▶

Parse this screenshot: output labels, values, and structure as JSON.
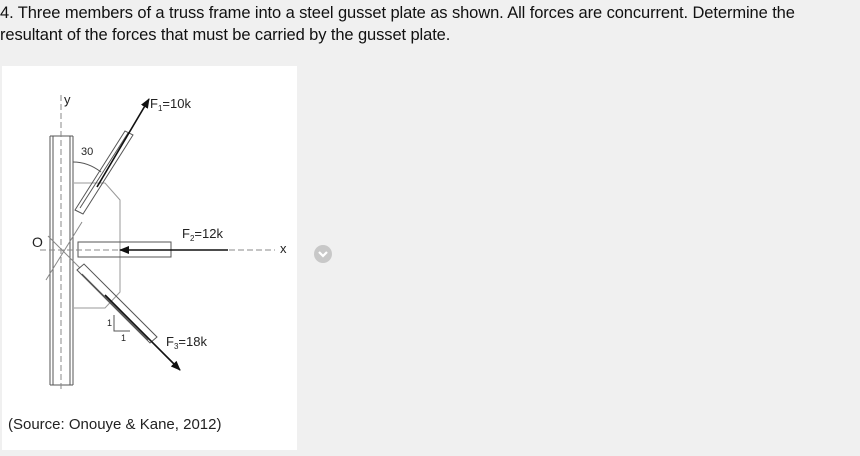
{
  "question": {
    "line1": "4. Three members of a truss frame into a steel gusset plate as shown. All forces are concurrent. Determine the",
    "line2": "resultant of the forces that must be carried by the gusset plate."
  },
  "figure": {
    "y_axis": "y",
    "x_axis": "x",
    "origin": "O",
    "angle": "30",
    "slope_rise": "1",
    "slope_run": "1",
    "forces": [
      {
        "label": "F",
        "sub": "1",
        "value": "=10k"
      },
      {
        "label": "F",
        "sub": "2",
        "value": "=12k"
      },
      {
        "label": "F",
        "sub": "3",
        "value": "=18k"
      }
    ],
    "caption": "(Source: Onouye & Kane, 2012)"
  },
  "expand_icon": "chevron-down-icon"
}
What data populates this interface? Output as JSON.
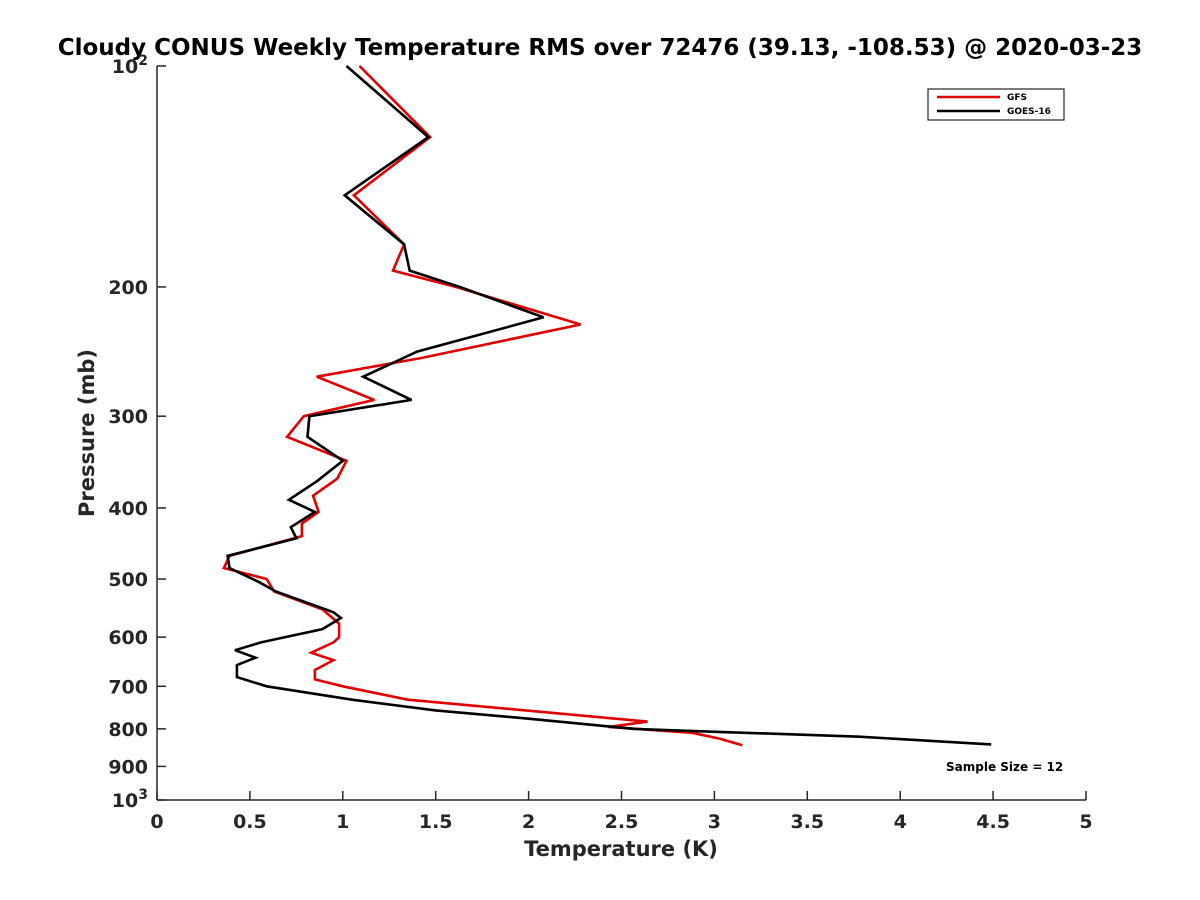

◀

Written task: Without including the pictures, return each record above exactly as it stands.

Right answer:
Parse this screenshot: output labels, values, and structure as JSON.
{
  "question": {
    "line1": "4. Three members of a truss frame into a steel gusset plate as shown. All forces are concurrent. Determine the",
    "line2": "resultant of the forces that must be carried by the gusset plate."
  },
  "figure": {
    "y_axis": "y",
    "x_axis": "x",
    "origin": "O",
    "angle": "30",
    "slope_rise": "1",
    "slope_run": "1",
    "forces": [
      {
        "label": "F",
        "sub": "1",
        "value": "=10k"
      },
      {
        "label": "F",
        "sub": "2",
        "value": "=12k"
      },
      {
        "label": "F",
        "sub": "3",
        "value": "=18k"
      }
    ],
    "caption": "(Source: Onouye & Kane, 2012)"
  },
  "expand_icon": "chevron-down-icon"
}
What data populates this interface? Output as JSON.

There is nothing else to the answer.